Leave out the pictures and repeat the data exactly.

Collected data:
- - -

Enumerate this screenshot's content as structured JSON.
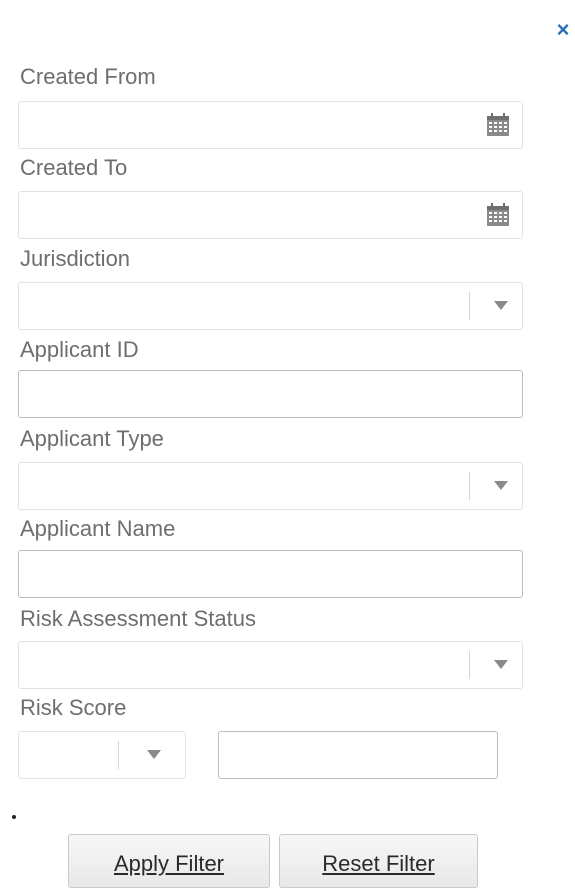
{
  "header": {
    "close_glyph": "×"
  },
  "fields": {
    "created_from": {
      "label": "Created From",
      "value": "",
      "icon": "calendar-icon"
    },
    "created_to": {
      "label": "Created To",
      "value": "",
      "icon": "calendar-icon"
    },
    "jurisdiction": {
      "label": "Jurisdiction",
      "value": ""
    },
    "applicant_id": {
      "label": "Applicant ID",
      "value": ""
    },
    "applicant_type": {
      "label": "Applicant Type",
      "value": ""
    },
    "applicant_name": {
      "label": "Applicant Name",
      "value": ""
    },
    "risk_assessment_status": {
      "label": "Risk Assessment Status",
      "value": ""
    },
    "risk_score": {
      "label": "Risk Score",
      "operator_value": "",
      "value": ""
    }
  },
  "buttons": {
    "apply": "Apply Filter",
    "reset": "Reset Filter"
  },
  "colors": {
    "close_icon": "#2a6ebb",
    "label_text": "#6e6e6e"
  }
}
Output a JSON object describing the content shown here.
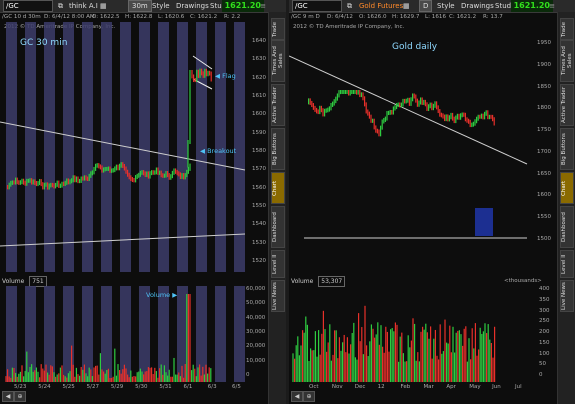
{
  "left": {
    "toolbar": {
      "symbol": "/GC",
      "study_set": "think A.I",
      "timeframe": "30m",
      "style_label": "Style",
      "drawings_label": "Drawings",
      "studies_label": "Studies"
    },
    "last_price": "1621.20",
    "info": {
      "symbol_tf": "/GC 10 d 30m",
      "date": "D: 6/4/12 8:00 AM",
      "open": "O: 1622.5",
      "high": "H: 1622.8",
      "low": "L: 1620.6",
      "close": "C: 1621.2",
      "range": "R: 2.2"
    },
    "copyright": "2012 © TD Ameritrade IP Company, Inc.",
    "title": "GC 30 min",
    "annotations": {
      "flag": "Flag",
      "breakout": "Breakout",
      "volume": "Volume"
    },
    "price_axis": [
      "1640",
      "1630",
      "1620",
      "1610",
      "1600",
      "1590",
      "1580",
      "1570",
      "1560",
      "1550",
      "1540",
      "1530",
      "1520"
    ],
    "volume_header": {
      "label": "Volume",
      "value": "751"
    },
    "volume_axis": [
      "60,000",
      "50,000",
      "40,000",
      "30,000",
      "20,000",
      "10,000",
      "0"
    ],
    "x_axis": [
      "5/23",
      "5/24",
      "5/25",
      "5/27",
      "5/29",
      "5/30",
      "5/31",
      "6/1",
      "6/3",
      "6/5"
    ],
    "side_tabs": [
      "Trade",
      "Times And Sales",
      "Active Trader",
      "Big Buttons",
      "Chart",
      "Dashboard",
      "Level II",
      "Live News"
    ]
  },
  "right": {
    "toolbar": {
      "symbol": "/GC",
      "study_set": "Gold Futures",
      "timeframe": "D",
      "style_label": "Style",
      "drawings_label": "Drawings",
      "studies_label": "Studies"
    },
    "last_price": "1621.20",
    "info": {
      "symbol_tf": "/GC 9 m D",
      "date": "D: 6/4/12",
      "open": "O: 1626.0",
      "high": "H: 1629.7",
      "low": "L: 1616",
      "close": "C: 1621.2",
      "range": "R: 13.7"
    },
    "copyright": "2012 © TD Ameritrade IP Company, Inc.",
    "title": "Gold daily",
    "price_axis": [
      "1950",
      "1900",
      "1850",
      "1800",
      "1750",
      "1700",
      "1650",
      "1600",
      "1550",
      "1500"
    ],
    "volume_header": {
      "label": "Volume",
      "value": "53,307"
    },
    "thousands": "<thousands>",
    "volume_axis": [
      "400",
      "350",
      "300",
      "250",
      "200",
      "150",
      "100",
      "50",
      "0"
    ],
    "x_axis": [
      "Oct",
      "Nov",
      "Dec",
      "12",
      "Feb",
      "Mar",
      "Apr",
      "May",
      "Jun",
      "Jul"
    ],
    "side_tabs": [
      "Trade",
      "Times And Sales",
      "Active Trader",
      "Big Buttons",
      "Chart",
      "Dashboard",
      "Level II",
      "Live News"
    ]
  },
  "colors": {
    "up": "#2ecc40",
    "down": "#e8302a",
    "accent": "#4fc3f7",
    "price": "#31e01c",
    "session_band": "#3d3d6b"
  }
}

- - -

**SOLVED PROBLEM:**
Enumerate this screenshot's content as structured JSON.
{
  "header": {
    "close_glyph": "×"
  },
  "fields": {
    "created_from": {
      "label": "Created From",
      "value": "",
      "icon": "calendar-icon"
    },
    "created_to": {
      "label": "Created To",
      "value": "",
      "icon": "calendar-icon"
    },
    "jurisdiction": {
      "label": "Jurisdiction",
      "value": ""
    },
    "applicant_id": {
      "label": "Applicant ID",
      "value": ""
    },
    "applicant_type": {
      "label": "Applicant Type",
      "value": ""
    },
    "applicant_name": {
      "label": "Applicant Name",
      "value": ""
    },
    "risk_assessment_status": {
      "label": "Risk Assessment Status",
      "value": ""
    },
    "risk_score": {
      "label": "Risk Score",
      "operator_value": "",
      "value": ""
    }
  },
  "buttons": {
    "apply": "Apply Filter",
    "reset": "Reset Filter"
  },
  "colors": {
    "close_icon": "#2a6ebb",
    "label_text": "#6e6e6e"
  }
}
Output a JSON object describing the content shown here.
{
  "left": {
    "toolbar": {
      "symbol": "/GC",
      "study_set": "think A.I",
      "timeframe": "30m",
      "style_label": "Style",
      "drawings_label": "Drawings",
      "studies_label": "Studies"
    },
    "last_price": "1621.20",
    "info": {
      "symbol_tf": "/GC 10 d 30m",
      "date": "D: 6/4/12 8:00 AM",
      "open": "O: 1622.5",
      "high": "H: 1622.8",
      "low": "L: 1620.6",
      "close": "C: 1621.2",
      "range": "R: 2.2"
    },
    "copyright": "2012 © TD Ameritrade IP Company, Inc.",
    "title": "GC 30 min",
    "annotations": {
      "flag": "Flag",
      "breakout": "Breakout",
      "volume": "Volume"
    },
    "price_axis": [
      "1640",
      "1630",
      "1620",
      "1610",
      "1600",
      "1590",
      "1580",
      "1570",
      "1560",
      "1550",
      "1540",
      "1530",
      "1520"
    ],
    "volume_header": {
      "label": "Volume",
      "value": "751"
    },
    "volume_axis": [
      "60,000",
      "50,000",
      "40,000",
      "30,000",
      "20,000",
      "10,000",
      "0"
    ],
    "x_axis": [
      "5/23",
      "5/24",
      "5/25",
      "5/27",
      "5/29",
      "5/30",
      "5/31",
      "6/1",
      "6/3",
      "6/5"
    ],
    "side_tabs": [
      "Trade",
      "Times And Sales",
      "Active Trader",
      "Big Buttons",
      "Chart",
      "Dashboard",
      "Level II",
      "Live News"
    ]
  },
  "right": {
    "toolbar": {
      "symbol": "/GC",
      "study_set": "Gold Futures",
      "timeframe": "D",
      "style_label": "Style",
      "drawings_label": "Drawings",
      "studies_label": "Studies"
    },
    "last_price": "1621.20",
    "info": {
      "symbol_tf": "/GC 9 m D",
      "date": "D: 6/4/12",
      "open": "O: 1626.0",
      "high": "H: 1629.7",
      "low": "L: 1616",
      "close": "C: 1621.2",
      "range": "R: 13.7"
    },
    "copyright": "2012 © TD Ameritrade IP Company, Inc.",
    "title": "Gold daily",
    "price_axis": [
      "1950",
      "1900",
      "1850",
      "1800",
      "1750",
      "1700",
      "1650",
      "1600",
      "1550",
      "1500"
    ],
    "volume_header": {
      "label": "Volume",
      "value": "53,307"
    },
    "thousands": "<thousands>",
    "volume_axis": [
      "400",
      "350",
      "300",
      "250",
      "200",
      "150",
      "100",
      "50",
      "0"
    ],
    "x_axis": [
      "Oct",
      "Nov",
      "Dec",
      "12",
      "Feb",
      "Mar",
      "Apr",
      "May",
      "Jun",
      "Jul"
    ],
    "side_tabs": [
      "Trade",
      "Times And Sales",
      "Active Trader",
      "Big Buttons",
      "Chart",
      "Dashboard",
      "Level II",
      "Live News"
    ]
  },
  "colors": {
    "up": "#2ecc40",
    "down": "#e8302a",
    "accent": "#4fc3f7",
    "price": "#31e01c",
    "session_band": "#3d3d6b"
  }
}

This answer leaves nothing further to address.